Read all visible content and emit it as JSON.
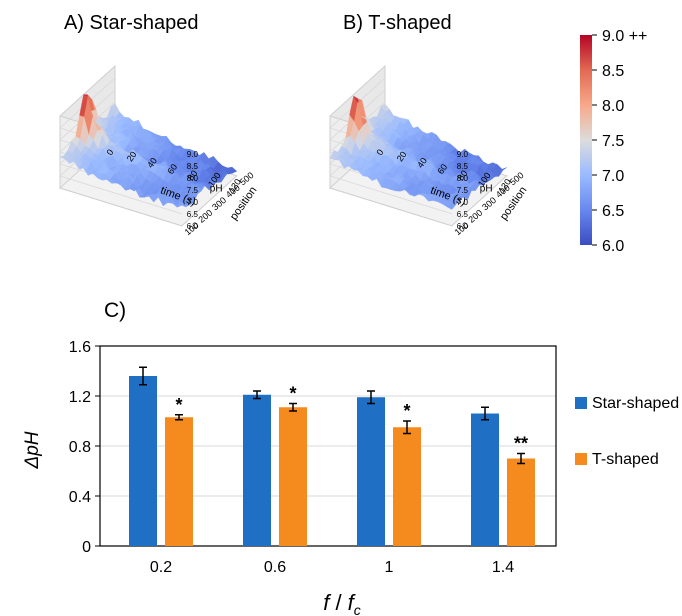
{
  "panels": {
    "a_title": "A)  Star-shaped",
    "b_title": "B) T-shaped",
    "c_title": "C)"
  },
  "surface_axes": {
    "time_label": "time (s)",
    "position_label": "position",
    "ph_label": "pH",
    "time_ticks": [
      "0",
      "20",
      "40",
      "60",
      "80",
      "100",
      "120"
    ],
    "position_ticks": [
      "100",
      "200",
      "300",
      "400",
      "500"
    ],
    "ph_ticks": [
      "6.0",
      "6.5",
      "7.0",
      "7.5",
      "8.0",
      "8.5",
      "9.0"
    ]
  },
  "colorbar": {
    "ticks": [
      "6.0",
      "6.5",
      "7.0",
      "7.5",
      "8.0",
      "8.5",
      "9.0 ++"
    ],
    "values": [
      6.0,
      6.5,
      7.0,
      7.5,
      8.0,
      8.5,
      9.0
    ],
    "colors": [
      "#3b4cc0",
      "#6788ee",
      "#9abbff",
      "#dddcdc",
      "#f7a889",
      "#e26952",
      "#b40426"
    ]
  },
  "chart_data": {
    "type": "bar",
    "categories": [
      "0.2",
      "0.6",
      "1",
      "1.4"
    ],
    "series": [
      {
        "name": "Star-shaped",
        "color": "#1f6fc5",
        "values": [
          1.36,
          1.21,
          1.19,
          1.06
        ],
        "errors": [
          0.07,
          0.03,
          0.05,
          0.05
        ],
        "marks": [
          "",
          "",
          "",
          ""
        ]
      },
      {
        "name": "T-shaped",
        "color": "#f58a1f",
        "values": [
          1.03,
          1.11,
          0.95,
          0.7
        ],
        "errors": [
          0.02,
          0.03,
          0.05,
          0.04
        ],
        "marks": [
          "*",
          "*",
          "*",
          "**"
        ]
      }
    ],
    "ylim": [
      0,
      1.6
    ],
    "yticks": [
      "0",
      "0.4",
      "0.8",
      "1.2",
      "1.6"
    ],
    "ytick_values": [
      0,
      0.4,
      0.8,
      1.2,
      1.6
    ],
    "ylabel": "ΔpH",
    "xlabel_main": "f",
    "xlabel_sep": " / ",
    "xlabel_sub_main": "f",
    "xlabel_sub": "c",
    "legend_position": "right",
    "grid": "horizontal"
  }
}
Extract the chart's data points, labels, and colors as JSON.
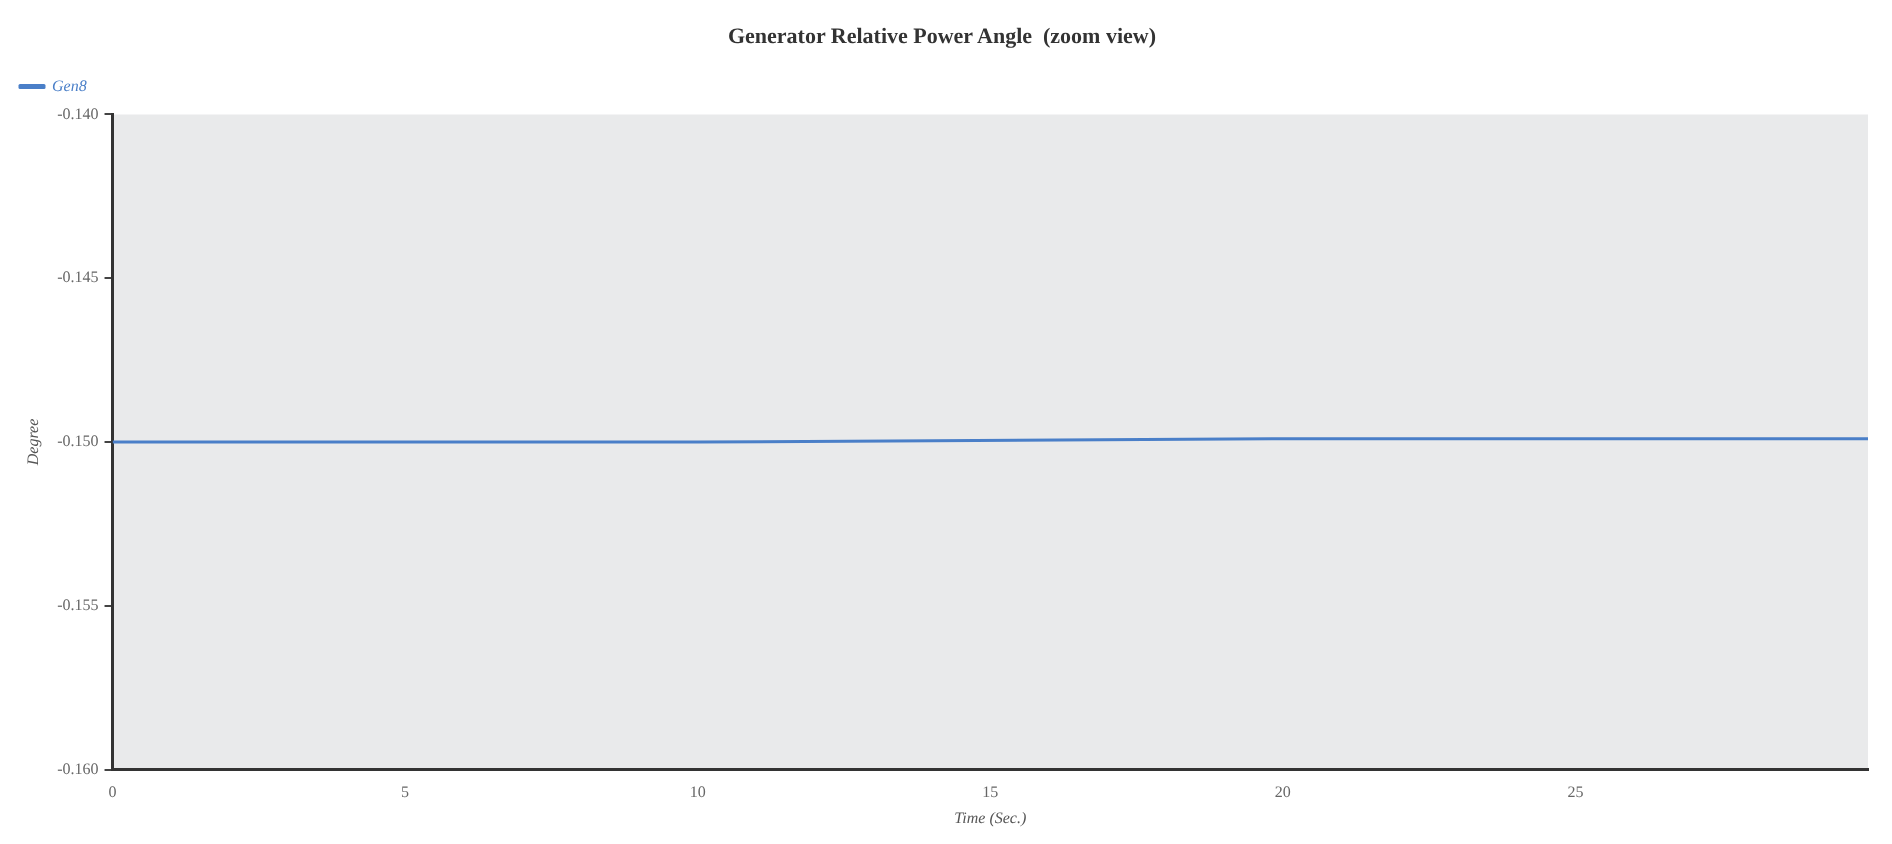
{
  "chart_data": {
    "type": "line",
    "title": "Generator Relative Power Angle  (zoom view)",
    "xlabel": "Time (Sec.)",
    "ylabel": "Degree",
    "x": [
      0,
      10,
      20,
      30
    ],
    "series": [
      {
        "name": "Gen8",
        "color": "#4a7fc8",
        "values": [
          -0.15,
          -0.15,
          -0.1499,
          -0.1499
        ]
      }
    ],
    "xlim": [
      0,
      30
    ],
    "xticks": [
      0,
      5,
      10,
      15,
      20,
      25
    ],
    "ylim": [
      -0.16,
      -0.14
    ],
    "yticks": [
      {
        "value": -0.16,
        "label": "-0.160"
      },
      -0.155,
      {
        "value": -0.15,
        "label": "-0.150"
      },
      -0.145,
      {
        "value": -0.14,
        "label": "-0.140"
      }
    ],
    "grid": false,
    "legend": "top left",
    "marker": "none",
    "line_style": "solid"
  }
}
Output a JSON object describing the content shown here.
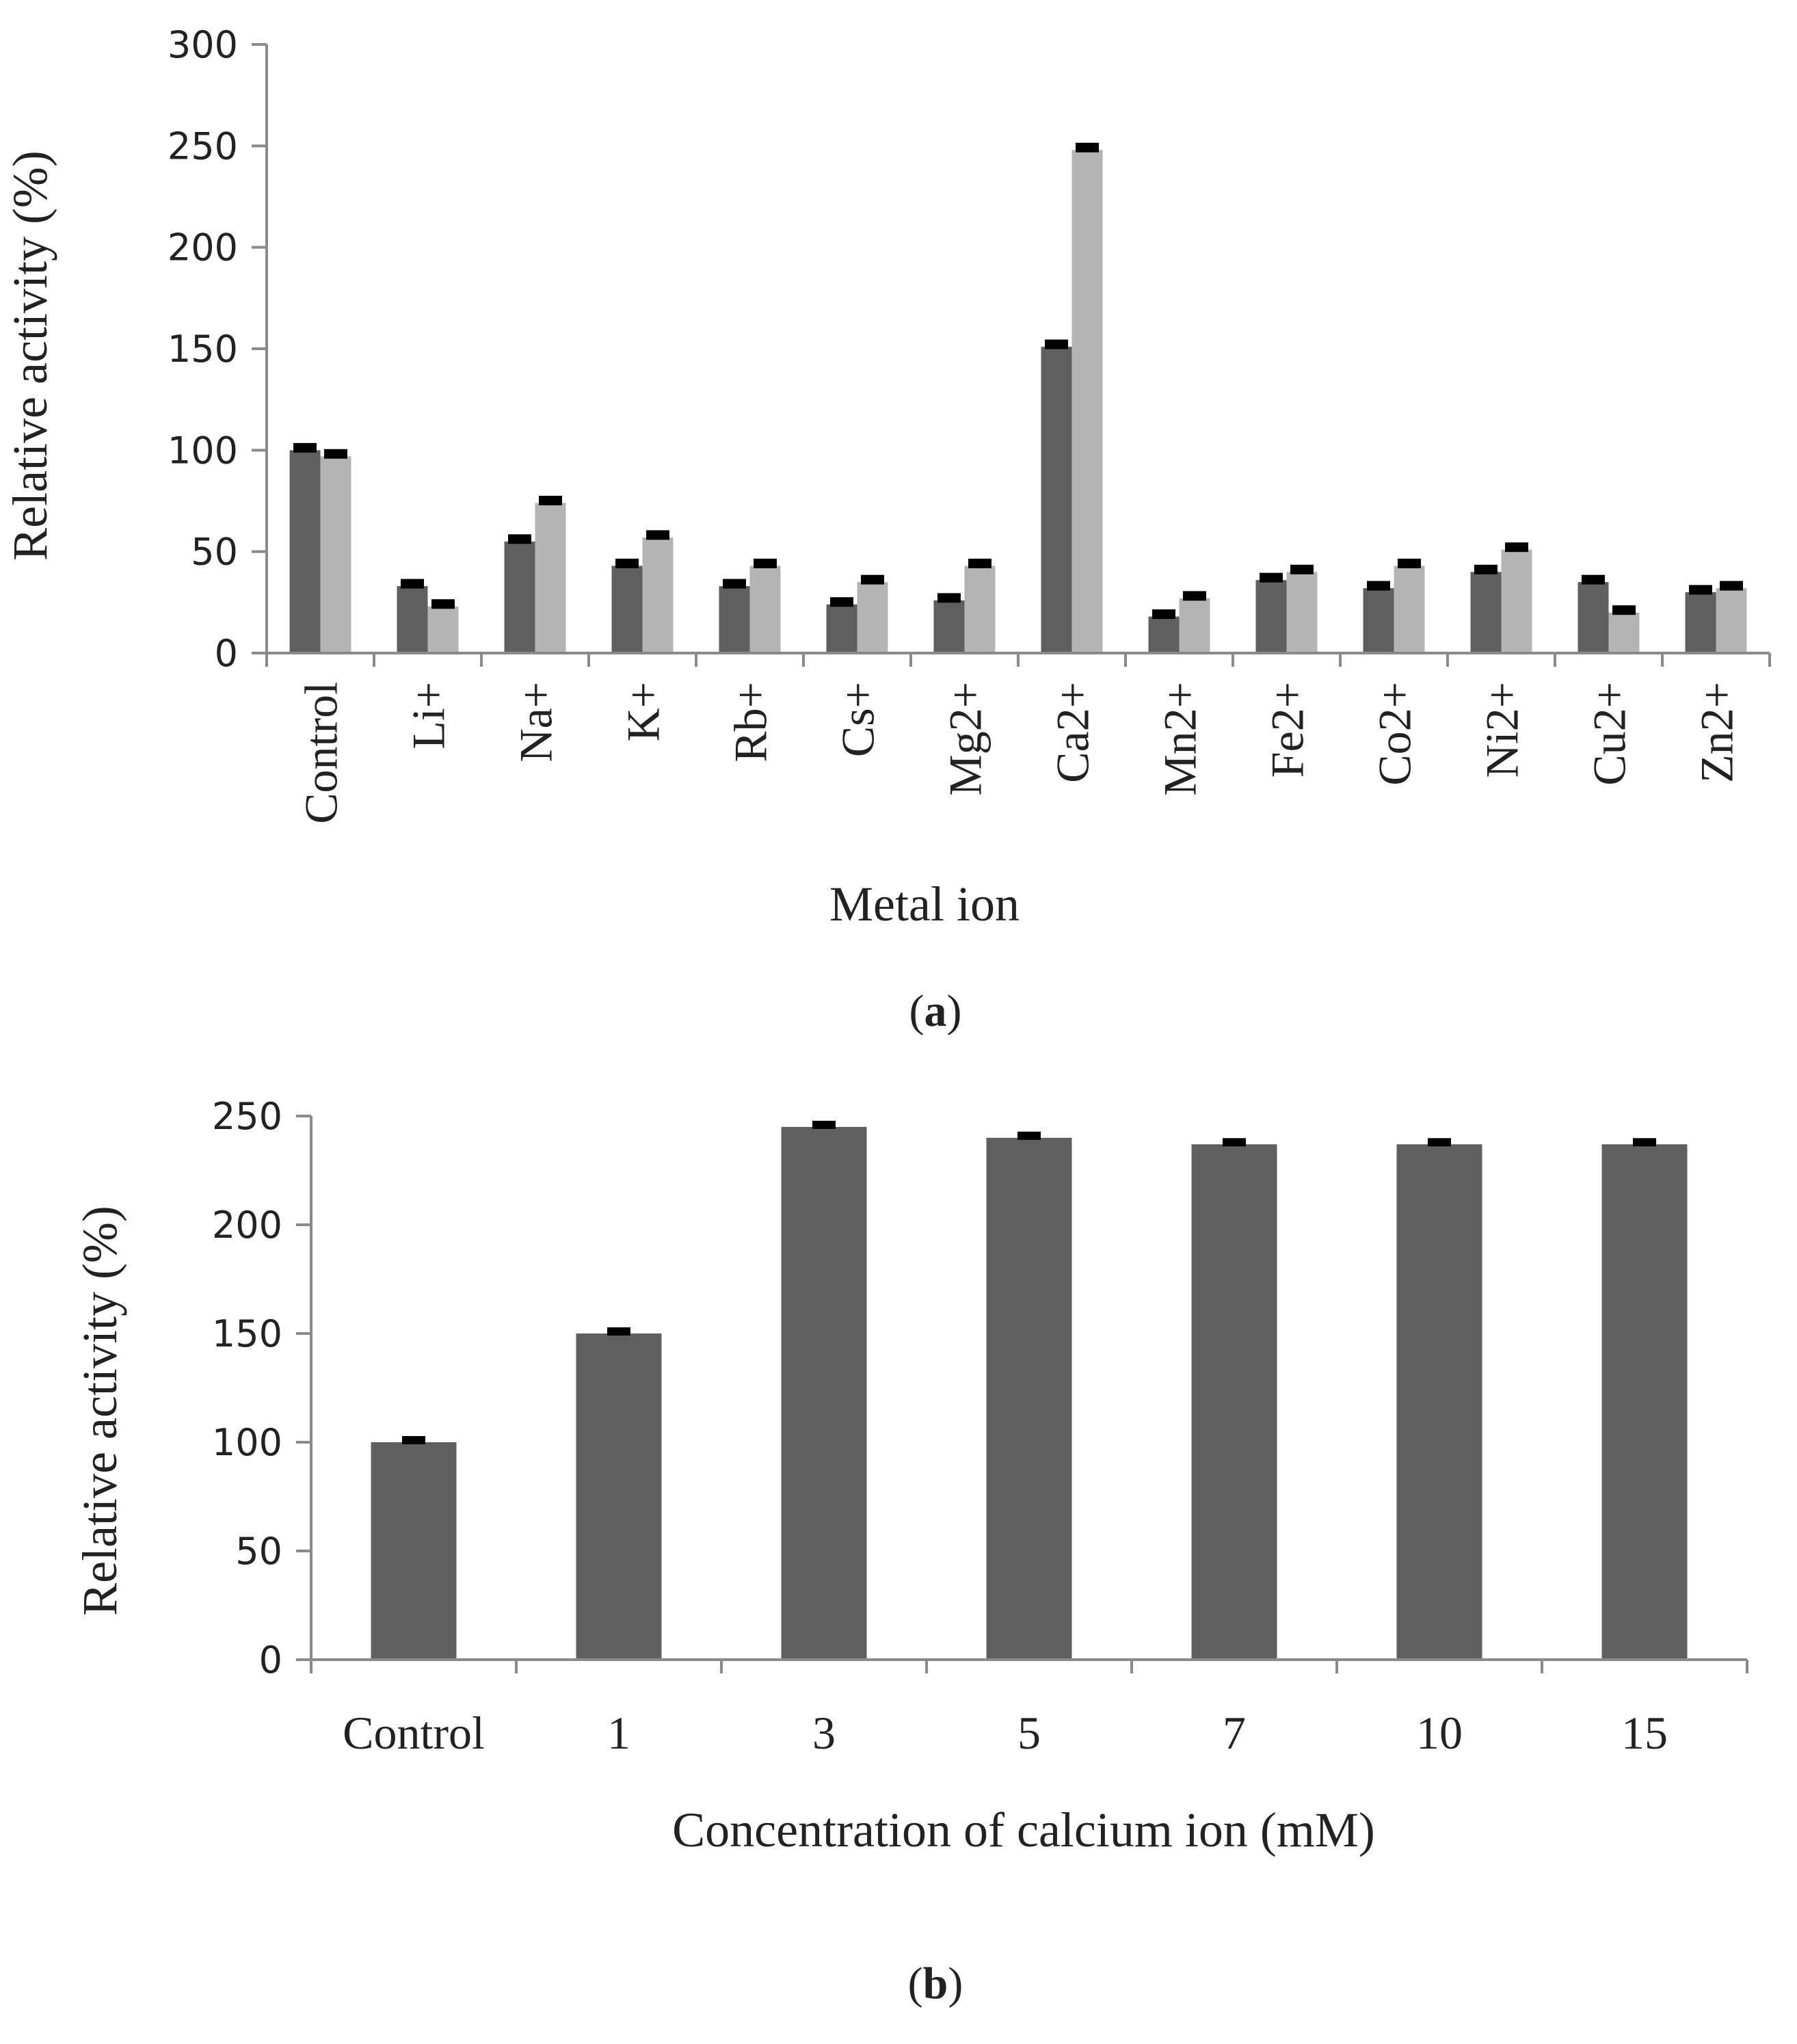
{
  "colors": {
    "series_dark": "#5f5f5f",
    "series_light": "#b4b4b4",
    "axis": "#8a8a8a",
    "error_cap": "#000000",
    "text": "#222222"
  },
  "panels": {
    "a": {
      "label_open": "(",
      "label_letter": "a",
      "label_close": ")"
    },
    "b": {
      "label_open": "(",
      "label_letter": "b",
      "label_close": ")"
    }
  },
  "chart_data": [
    {
      "type": "bar",
      "xlabel": "Metal ion",
      "ylabel": "Relative activity (%)",
      "ylim": [
        0,
        300
      ],
      "yticks": [
        0,
        50,
        100,
        150,
        200,
        250,
        300
      ],
      "grid": false,
      "legend": "none",
      "categories": [
        "Control",
        "Li+",
        "Na+",
        "K+",
        "Rb+",
        "Cs+",
        "Mg2+",
        "Ca2+",
        "Mn2+",
        "Fe2+",
        "Co2+",
        "Ni2+",
        "Cu2+",
        "Zn2+"
      ],
      "series": [
        {
          "color": "#5f5f5f",
          "values": [
            100,
            33,
            55,
            43,
            33,
            24,
            26,
            151,
            18,
            36,
            32,
            40,
            35,
            30
          ]
        },
        {
          "color": "#b4b4b4",
          "values": [
            97,
            23,
            74,
            57,
            43,
            35,
            43,
            248,
            27,
            40,
            43,
            51,
            20,
            32
          ]
        }
      ]
    },
    {
      "type": "bar",
      "xlabel": "Concentration of calcium ion (mM)",
      "ylabel": "Relative activity (%)",
      "ylim": [
        0,
        250
      ],
      "yticks": [
        0,
        50,
        100,
        150,
        200,
        250
      ],
      "grid": false,
      "legend": "none",
      "categories": [
        "Control",
        "1",
        "3",
        "5",
        "7",
        "10",
        "15"
      ],
      "series": [
        {
          "color": "#5f5f5f",
          "values": [
            100,
            150,
            245,
            240,
            237,
            237,
            237
          ]
        }
      ]
    }
  ]
}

◇ ◇ ◇ ◇ ◇

### TASK TO CARRY OUT
Transcribe all entries above exactly. Drop the pictures.

### OUTPUT FOR THIS TASK
Read all visible content and emit it as JSON.
{
  "panels": {
    "a_title": "A)  Star-shaped",
    "b_title": "B) T-shaped",
    "c_title": "C)"
  },
  "surface_axes": {
    "time_label": "time (s)",
    "position_label": "position",
    "ph_label": "pH",
    "time_ticks": [
      "0",
      "20",
      "40",
      "60",
      "80",
      "100",
      "120"
    ],
    "position_ticks": [
      "100",
      "200",
      "300",
      "400",
      "500"
    ],
    "ph_ticks": [
      "6.0",
      "6.5",
      "7.0",
      "7.5",
      "8.0",
      "8.5",
      "9.0"
    ]
  },
  "colorbar": {
    "ticks": [
      "6.0",
      "6.5",
      "7.0",
      "7.5",
      "8.0",
      "8.5",
      "9.0 ++"
    ],
    "values": [
      6.0,
      6.5,
      7.0,
      7.5,
      8.0,
      8.5,
      9.0
    ],
    "colors": [
      "#3b4cc0",
      "#6788ee",
      "#9abbff",
      "#dddcdc",
      "#f7a889",
      "#e26952",
      "#b40426"
    ]
  },
  "chart_data": {
    "type": "bar",
    "categories": [
      "0.2",
      "0.6",
      "1",
      "1.4"
    ],
    "series": [
      {
        "name": "Star-shaped",
        "color": "#1f6fc5",
        "values": [
          1.36,
          1.21,
          1.19,
          1.06
        ],
        "errors": [
          0.07,
          0.03,
          0.05,
          0.05
        ],
        "marks": [
          "",
          "",
          "",
          ""
        ]
      },
      {
        "name": "T-shaped",
        "color": "#f58a1f",
        "values": [
          1.03,
          1.11,
          0.95,
          0.7
        ],
        "errors": [
          0.02,
          0.03,
          0.05,
          0.04
        ],
        "marks": [
          "*",
          "*",
          "*",
          "**"
        ]
      }
    ],
    "ylim": [
      0,
      1.6
    ],
    "yticks": [
      "0",
      "0.4",
      "0.8",
      "1.2",
      "1.6"
    ],
    "ytick_values": [
      0,
      0.4,
      0.8,
      1.2,
      1.6
    ],
    "ylabel": "ΔpH",
    "xlabel_main": "f",
    "xlabel_sep": " / ",
    "xlabel_sub_main": "f",
    "xlabel_sub": "c",
    "legend_position": "right",
    "grid": "horizontal"
  }
}
Extract the chart's data points, labels, and colors as JSON.
{
  "chart_data": {
    "type": "line",
    "title": "Generator Relative Power Angle  (zoom view)",
    "xlabel": "Time (Sec.)",
    "ylabel": "Degree",
    "x": [
      0,
      10,
      20,
      30
    ],
    "series": [
      {
        "name": "Gen8",
        "color": "#4a7fc8",
        "values": [
          -0.15,
          -0.15,
          -0.1499,
          -0.1499
        ]
      }
    ],
    "xlim": [
      0,
      30
    ],
    "xticks": [
      0,
      5,
      10,
      15,
      20,
      25
    ],
    "ylim": [
      -0.16,
      -0.14
    ],
    "yticks": [
      {
        "value": -0.16,
        "label": "-0.160"
      },
      -0.155,
      {
        "value": -0.15,
        "label": "-0.150"
      },
      -0.145,
      {
        "value": -0.14,
        "label": "-0.140"
      }
    ],
    "grid": false,
    "legend": "top left",
    "marker": "none",
    "line_style": "solid"
  }
}
Output a JSON object describing the content shown here.
{
  "colors": {
    "series_dark": "#5f5f5f",
    "series_light": "#b4b4b4",
    "axis": "#8a8a8a",
    "error_cap": "#000000",
    "text": "#222222"
  },
  "panels": {
    "a": {
      "label_open": "(",
      "label_letter": "a",
      "label_close": ")"
    },
    "b": {
      "label_open": "(",
      "label_letter": "b",
      "label_close": ")"
    }
  },
  "chart_data": [
    {
      "type": "bar",
      "xlabel": "Metal ion",
      "ylabel": "Relative activity (%)",
      "ylim": [
        0,
        300
      ],
      "yticks": [
        0,
        50,
        100,
        150,
        200,
        250,
        300
      ],
      "grid": false,
      "legend": "none",
      "categories": [
        "Control",
        "Li+",
        "Na+",
        "K+",
        "Rb+",
        "Cs+",
        "Mg2+",
        "Ca2+",
        "Mn2+",
        "Fe2+",
        "Co2+",
        "Ni2+",
        "Cu2+",
        "Zn2+"
      ],
      "series": [
        {
          "color": "#5f5f5f",
          "values": [
            100,
            33,
            55,
            43,
            33,
            24,
            26,
            151,
            18,
            36,
            32,
            40,
            35,
            30
          ]
        },
        {
          "color": "#b4b4b4",
          "values": [
            97,
            23,
            74,
            57,
            43,
            35,
            43,
            248,
            27,
            40,
            43,
            51,
            20,
            32
          ]
        }
      ]
    },
    {
      "type": "bar",
      "xlabel": "Concentration of calcium ion (mM)",
      "ylabel": "Relative activity (%)",
      "ylim": [
        0,
        250
      ],
      "yticks": [
        0,
        50,
        100,
        150,
        200,
        250
      ],
      "grid": false,
      "legend": "none",
      "categories": [
        "Control",
        "1",
        "3",
        "5",
        "7",
        "10",
        "15"
      ],
      "series": [
        {
          "color": "#5f5f5f",
          "values": [
            100,
            150,
            245,
            240,
            237,
            237,
            237
          ]
        }
      ]
    }
  ]
}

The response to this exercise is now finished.